:: TASK INSTRUCTIONS ::
From the entries below, copy out every line with "William" in it.

:: RECORDED INFORMATION ::
┄┄┄┄┄┄
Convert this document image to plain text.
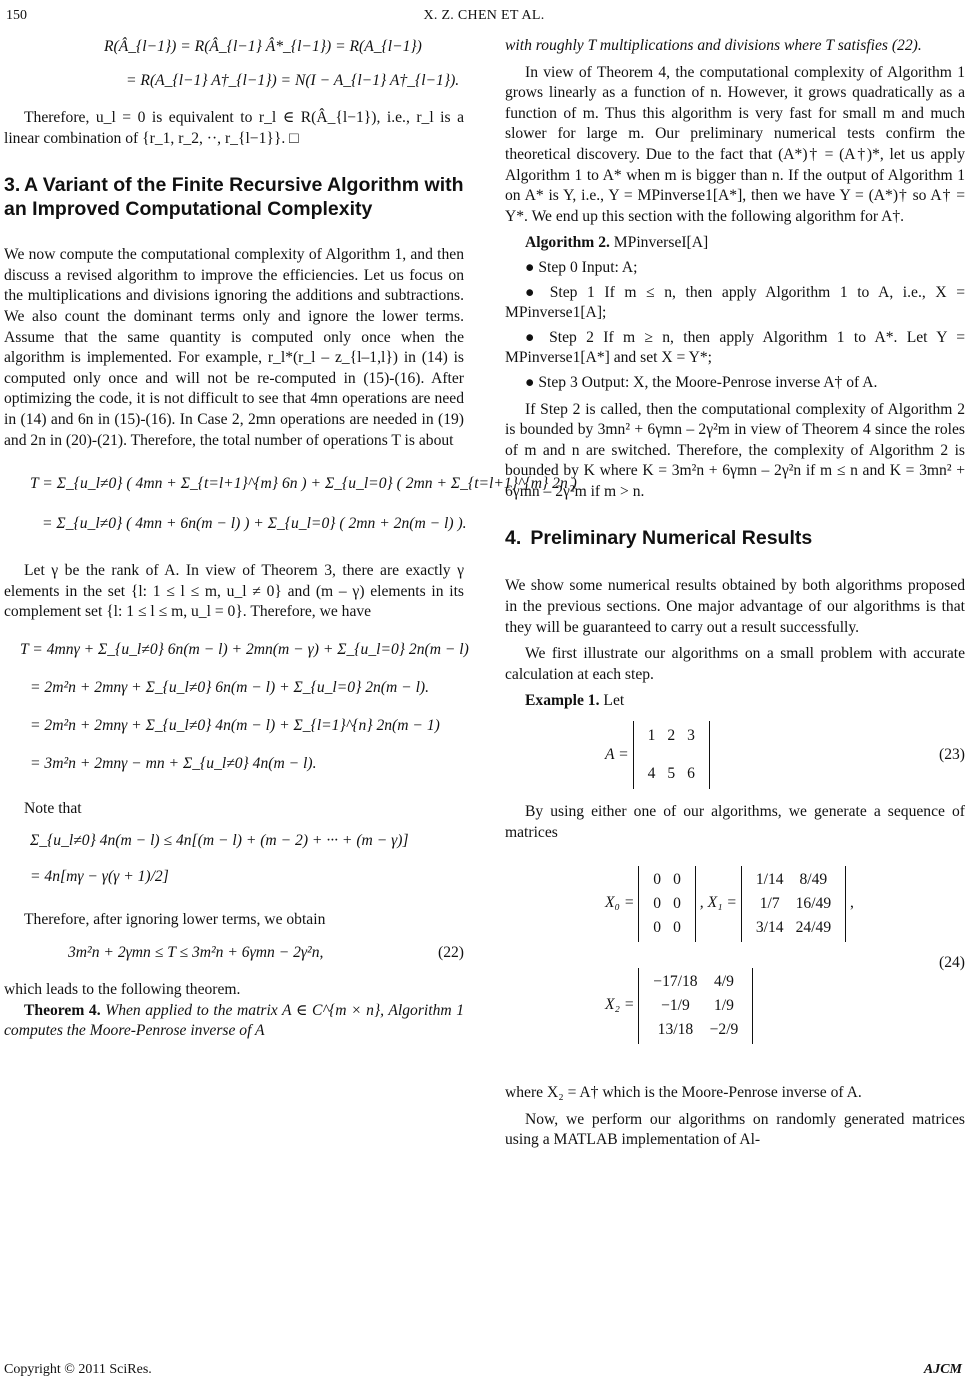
150	X. Z. CHEN ET AL.
R(Â_{l−1}) = R(Â_{l−1} Â*_{l−1}) = R(A_{l−1})
= R(A_{l−1} A†_{l−1}) = N(I − A_{l−1} A†_{l−1}).

Therefore, u_l = 0 is equivalent to r_l ∈ R(Â_{l−1}), i.e., r_l is a linear combination of {r_1, r_2, ··, r_{l−1}}. □

3. A Variant of the Finite Recursive Algorithm with an Improved Computational Complexity

We now compute the computational complexity of Algorithm 1, and then discuss a revised algorithm to improve the efficiencies. Let us focus on the multiplications and divisions ignoring the additions and subtractions. We also count the dominant terms only and ignore the lower terms. Assume that the same quantity is computed only once when the algorithm is implemented. For example, r_l*(r_l – z_{l–1,l}) in (14) is computed only once and will not be re-computed in (15)-(16). After optimizing the code, it is not difficult to see that 4mn operations are need in (14) and 6n in (15)-(16). In Case 2, 2mn operations are needed in (19) and 2n in (20)-(21). Therefore, the total number of operations T is about

T = Σ_{u_l≠0} ( 4mn + Σ_{t=l+1}^{m} 6n ) + Σ_{u_l=0} ( 2mn + Σ_{t=l+1}^{m} 2n )
= Σ_{u_l≠0} ( 4mn + 6n(m − l) ) + Σ_{u_l=0} ( 2mn + 2n(m − l) ).

Let γ be the rank of A. In view of Theorem 3, there are exactly γ elements in the set {l: 1 ≤ l ≤ m, u_l ≠ 0} and (m – γ) elements in its complement set {l: 1 ≤ l ≤ m, u_l = 0}. Therefore, we have

T = 4mnγ + Σ_{u_l≠0} 6n(m − l) + 2mn(m − γ) + Σ_{u_l=0} 2n(m − l)
= 2m²n + 2mnγ + Σ_{u_l≠0} 6n(m − l) + Σ_{u_l=0} 2n(m − l).
= 2m²n + 2mnγ + Σ_{u_l≠0} 4n(m − l) + Σ_{l=1}^{n} 2n(m − 1)
= 3m²n + 2mnγ − mn + Σ_{u_l≠0} 4n(m − l).

Note that

Σ_{u_l≠0} 4n(m − l) ≤ 4n[(m − l) + (m − 2) + ··· + (m − γ)]
= 4n[mγ − γ(γ + 1)/2]

Therefore, after ignoring lower terms, we obtain

3m²n + 2γmn ≤ T ≤ 3m²n + 6γmn − 2γ²n,	(22)

which leads to the following theorem.

Theorem 4. When applied to the matrix A ∈ C^{m × n}, Algorithm 1 computes the Moore-Penrose inverse of A

with roughly T multiplications and divisions where T satisfies (22).

In view of Theorem 4, the computational complexity of Algorithm 1 grows linearly as a function of n. However, it grows quadratically as a function of m. Thus this algorithm is very fast for small m and much slower for large m. Our preliminary numerical tests confirm the theoretical discovery. Due to the fact that (A*)† = (A†)*, let us apply Algorithm 1 to A* when m is bigger than n. If the output of Algorithm 1 on A* is Y, i.e., Y = MPinverse1[A*], then we have Y = (A*)† so A† = Y*. We end up this section with the following algorithm for A†.

Algorithm 2. MPinverseI[A]

● Step 0 Input: A;

● Step 1 If m ≤ n, then apply Algorithm 1 to A, i.e., X = MPinverse1[A];

● Step 2 If m ≥ n, then apply Algorithm 1 to A*. Let Y = MPinverse1[A*] and set X = Y*;

● Step 3 Output: X, the Moore-Penrose inverse A† of A.

If Step 2 is called, then the computational complexity of Algorithm 2 is bounded by 3mn² + 6γmn – 2γ²m in view of Theorem 4 since the roles of m and n are switched. Therefore, the complexity of Algorithm 2 is bounded by K where K = 3m²n + 6γmn – 2γ²n if m ≤ n and K = 3mn² + 6γmn – 2γ²m if m > n.

4. Preliminary Numerical Results

We show some numerical results obtained by both algorithms proposed in the previous sections. One major advantage of our algorithms is that they will be guaranteed to carry out a result successfully.

We first illustrate our algorithms on a small problem with accurate calculation at each step.

Example 1. Let

A =
1	2	3

4	5	6
(23)

By using either one of our algorithms, we generate a sequence of matrices

X₀ =
0	0
0	0
0	0
, X₁ =
1/14	8/49
1/7	16/49
3/14	24/49
,
X₂ =
−17/18	4/9
−1/9	1/9
13/18	−2/9
(24)

where X₂ = A† which is the Moore-Penrose inverse of A.

Now, we perform our algorithms on randomly generated matrices using a MATLAB implementation of Al-

Copyright © 2011 SciRes.	AJCM
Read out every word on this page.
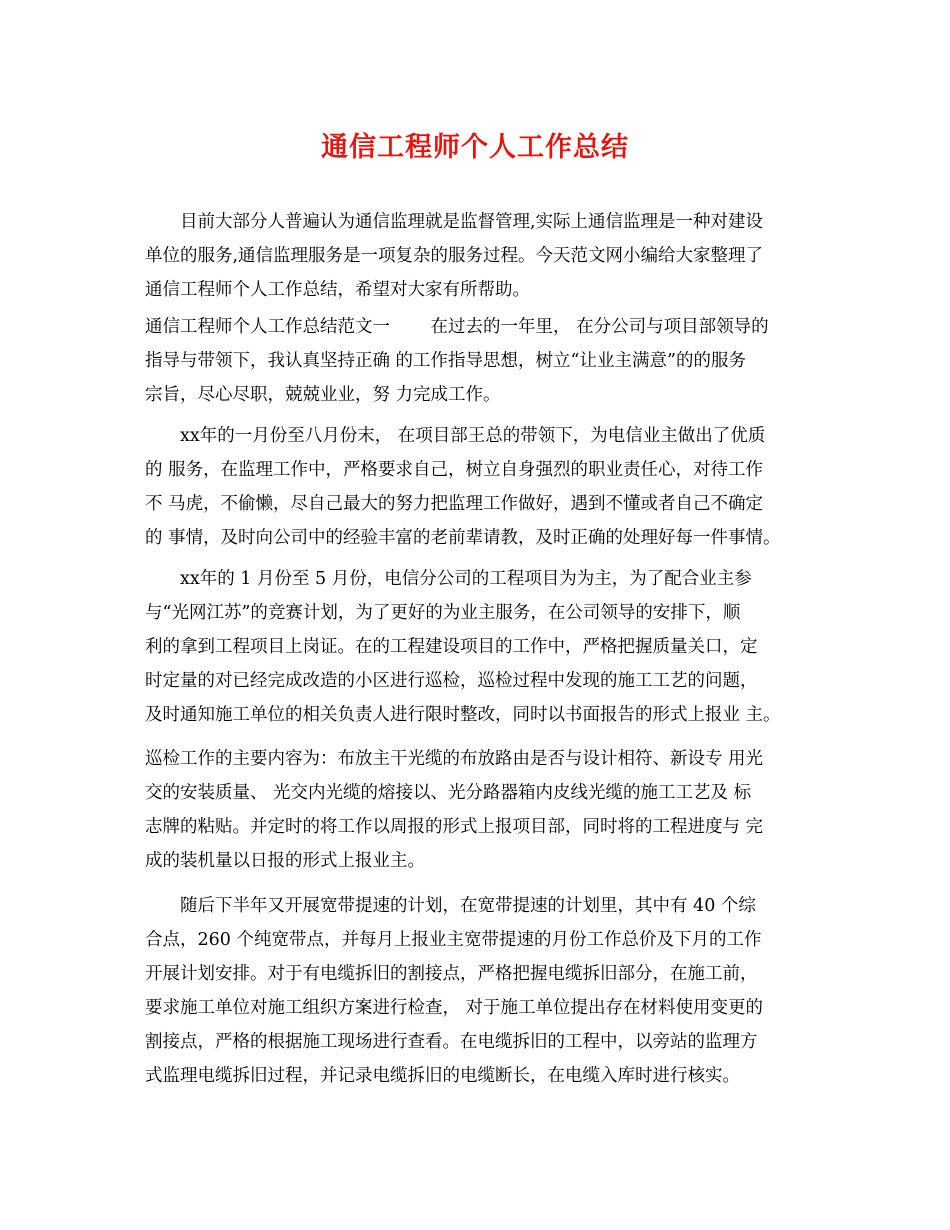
通信工程师个人工作总结
　　目前大部分人普遍认为通信监理就是监督管理,实际上通信监理是一种对建设
单位的服务,通信监理服务是一项复杂的服务过程。今天范文网小编给大家整理了
通信工程师个人工作总结，希望对大家有所帮助。
通信工程师个人工作总结范文一　　 在过去的一年里， 在分公司与项目部领导的
指导与带领下，我认真坚持正确 的工作指导思想，树立“让业主满意”的的服务
宗旨，尽心尽职，兢兢业业，努 力完成工作。
　　xx年的一月份至八月份末， 在项目部王总的带领下，为电信业主做出了优质
的 服务，在监理工作中，严格要求自己，树立自身强烈的职业责任心，对待工作
不 马虎，不偷懒，尽自己最大的努力把监理工作做好，遇到不懂或者自己不确定
的 事情，及时向公司中的经验丰富的老前辈请教，及时正确的处理好每一件事情。
　　xx年的 1 月份至 5 月份，电信分公司的工程项目为为主，为了配合业主参
与“光网江苏”的竞赛计划，为了更好的为业主服务，在公司领导的安排下，顺
利的拿到工程项目上岗证。在的工程建设项目的工作中，严格把握质量关口，定
时定量的对已经完成改造的小区进行巡检，巡检过程中发现的施工工艺的问题，
及时通知施工单位的相关负责人进行限时整改，同时以书面报告的形式上报业 主。
巡检工作的主要内容为：布放主干光缆的布放路由是否与设计相符、新设专 用光
交的安装质量、 光交内光缆的熔接以、光分路器箱内皮线光缆的施工工艺及 标
志牌的粘贴。并定时的将工作以周报的形式上报项目部，同时将的工程进度与 完
成的装机量以日报的形式上报业主。
　　随后下半年又开展宽带提速的计划，在宽带提速的计划里，其中有 40 个综
合点，260 个纯宽带点，并每月上报业主宽带提速的月份工作总价及下月的工作
开展计划安排。对于有电缆拆旧的割接点，严格把握电缆拆旧部分，在施工前，
要求施工单位对施工组织方案进行检查， 对于施工单位提出存在材料使用变更的
割接点，严格的根据施工现场进行查看。在电缆拆旧的工程中，以旁站的监理方
式监理电缆拆旧过程，并记录电缆拆旧的电缆断长，在电缆入库时进行核实。
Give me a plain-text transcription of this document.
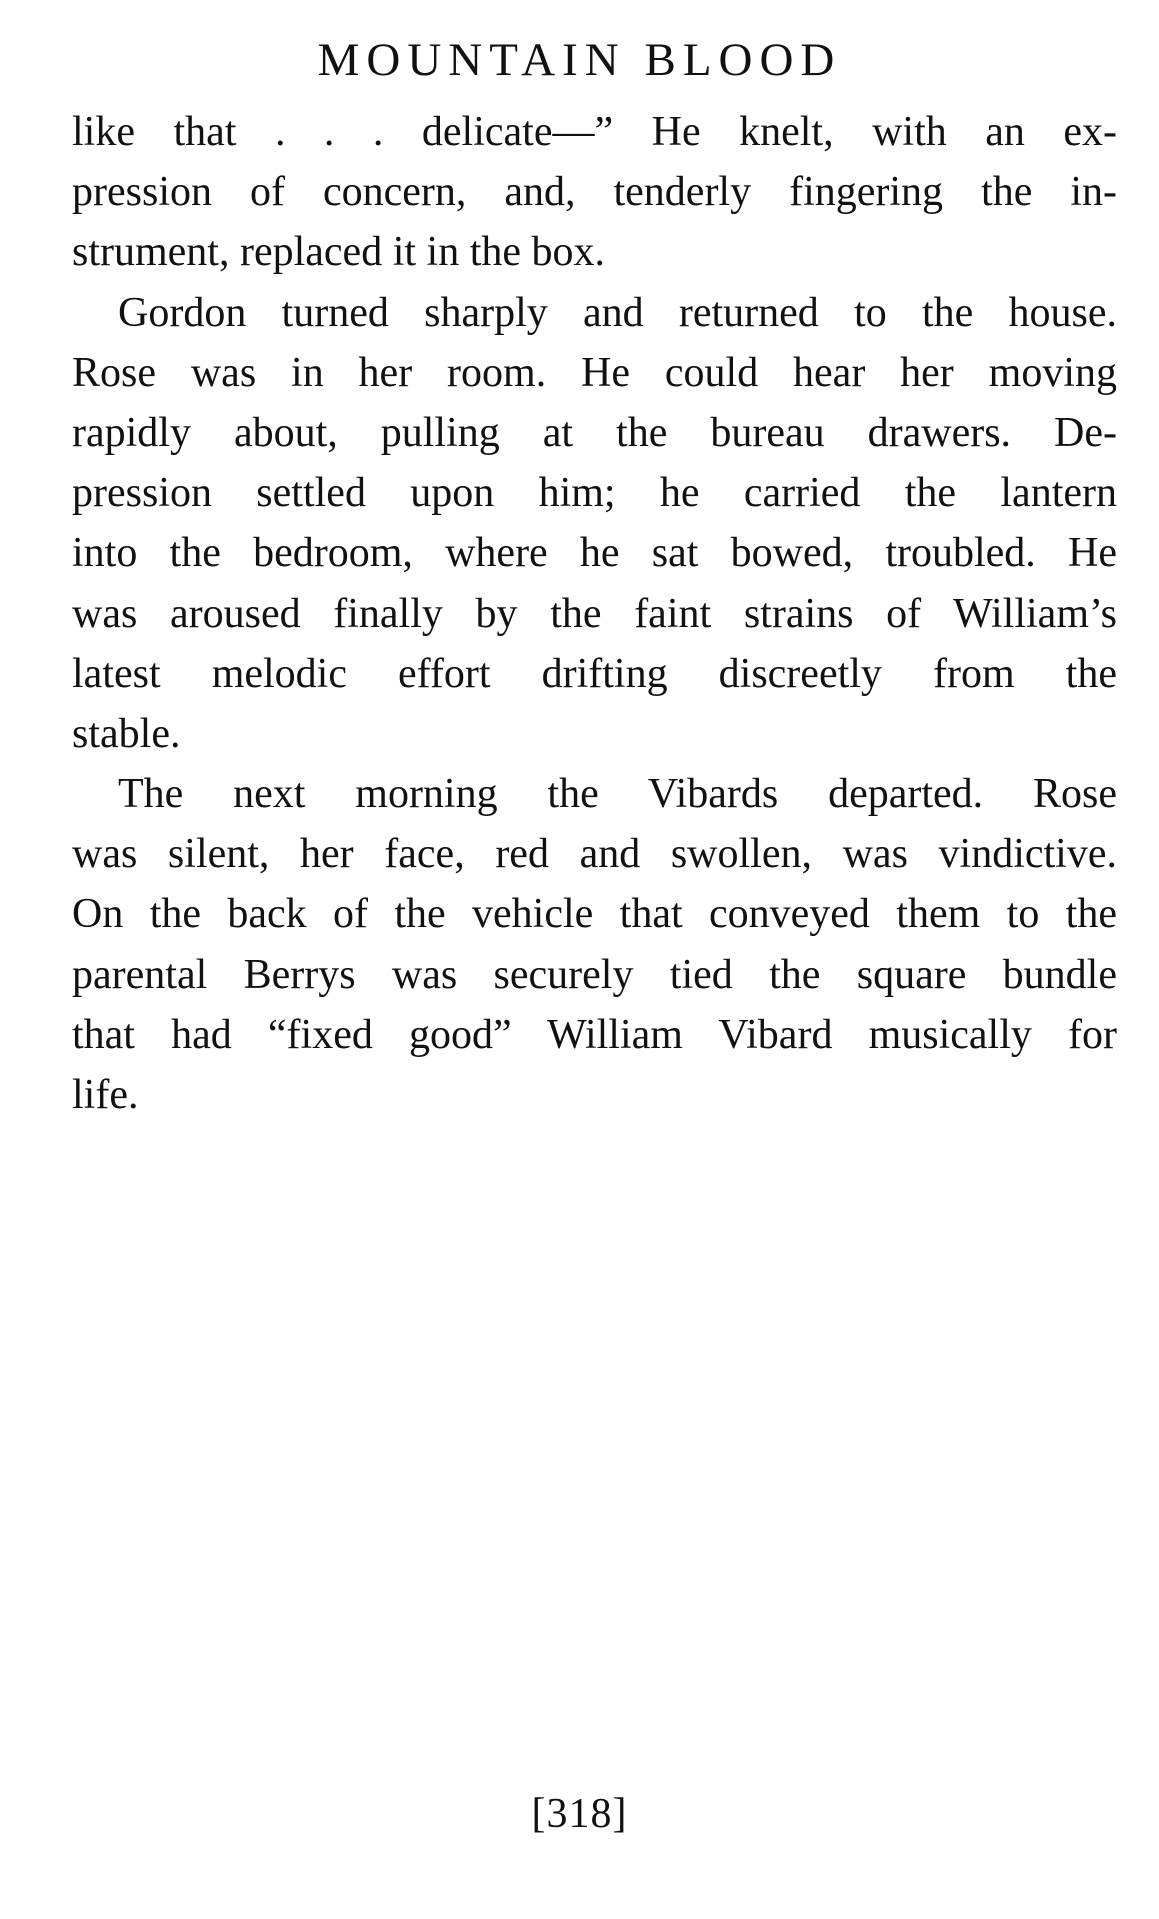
MOUNTAIN BLOOD
like that . . . delicate—” He knelt, with an ex-
pression of concern, and, tenderly fingering the in-
strument, replaced it in the box.
Gordon turned sharply and returned to the house.
Rose was in her room. He could hear her moving
rapidly about, pulling at the bureau drawers. De-
pression settled upon him; he carried the lantern
into the bedroom, where he sat bowed, troubled. He
was aroused finally by the faint strains of William’s
latest melodic effort drifting discreetly from the
stable.
The next morning the Vibards departed. Rose
was silent, her face, red and swollen, was vindictive.
On the back of the vehicle that conveyed them to the
parental Berrys was securely tied the square bundle
that had “fixed good” William Vibard musically for
life.
[318]
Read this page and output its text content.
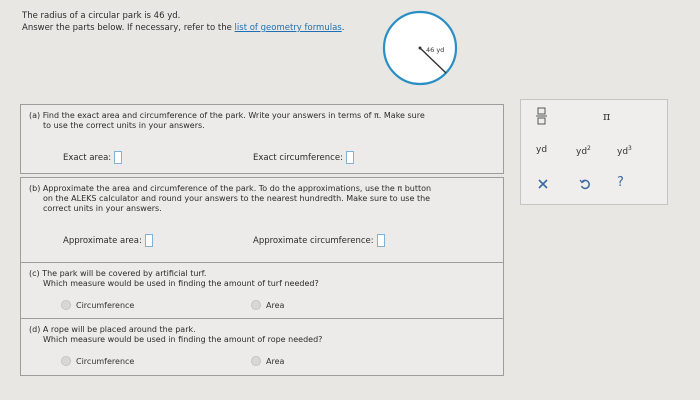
The radius of a circular park is 46 yd.
Answer the parts below. If necessary, refer to the list of geometry formulas.
46 yd
(a) Find the exact area and circumference of the park. Write your answers in terms of π. Make sure
to use the correct units in your answers.
Exact area:	Exact circumference:
(b) Approximate the area and circumference of the park. To do the approximations, use the π button
on the ALEKS calculator and round your answers to the nearest hundredth. Make sure to use the
correct units in your answers.
Approximate area:	Approximate circumference:
(c) The park will be covered by artificial turf.
Which measure would be used in finding the amount of turf needed?
Circumference	Area
(d) A rope will be placed around the park.
Which measure would be used in finding the amount of rope needed?
Circumference	Area
π
yd	$yd^2$	$yd^3$
?
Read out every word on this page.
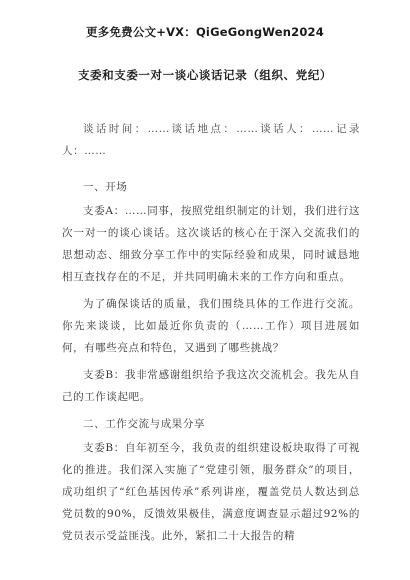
更多免费公文+VX：QiGeGongWen2024
支委和支委一对一谈心谈话记录（组织、党纪）

谈话时间：……谈话地点：……谈话人：……记录人：……

一、开场

支委A：……同事，按照党组织制定的计划，我们进行这次一对一的谈心谈话。这次谈话的核心在于深入交流我们的思想动态、细致分享工作中的实际经验和成果，同时诚恳地相互查找存在的不足，并共同明确未来的工作方向和重点。

为了确保谈话的质量，我们围绕具体的工作进行交流。你先来谈谈，比如最近你负责的（……工作）项目进展如何，有哪些亮点和特色，又遇到了哪些挑战？

支委B：我非常感谢组织给予我这次交流机会。我先从自己的工作谈起吧。

二、工作交流与成果分享

支委B：自年初至今，我负责的组织建设板块取得了可视化的推进。我们深入实施了“党建引领，服务群众”的项目，成功组织了“红色基因传承”系列讲座，覆盖党员人数达到总党员数的90%，反馈效果极佳，满意度调查显示超过92%的党员表示受益匪浅。此外，紧扣二十大报告的精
┄┄┄┄┄┄
:: OUTPUT ::
was aroused finally by the faint strains of William’s
that had “fixed good” William Vibard musically for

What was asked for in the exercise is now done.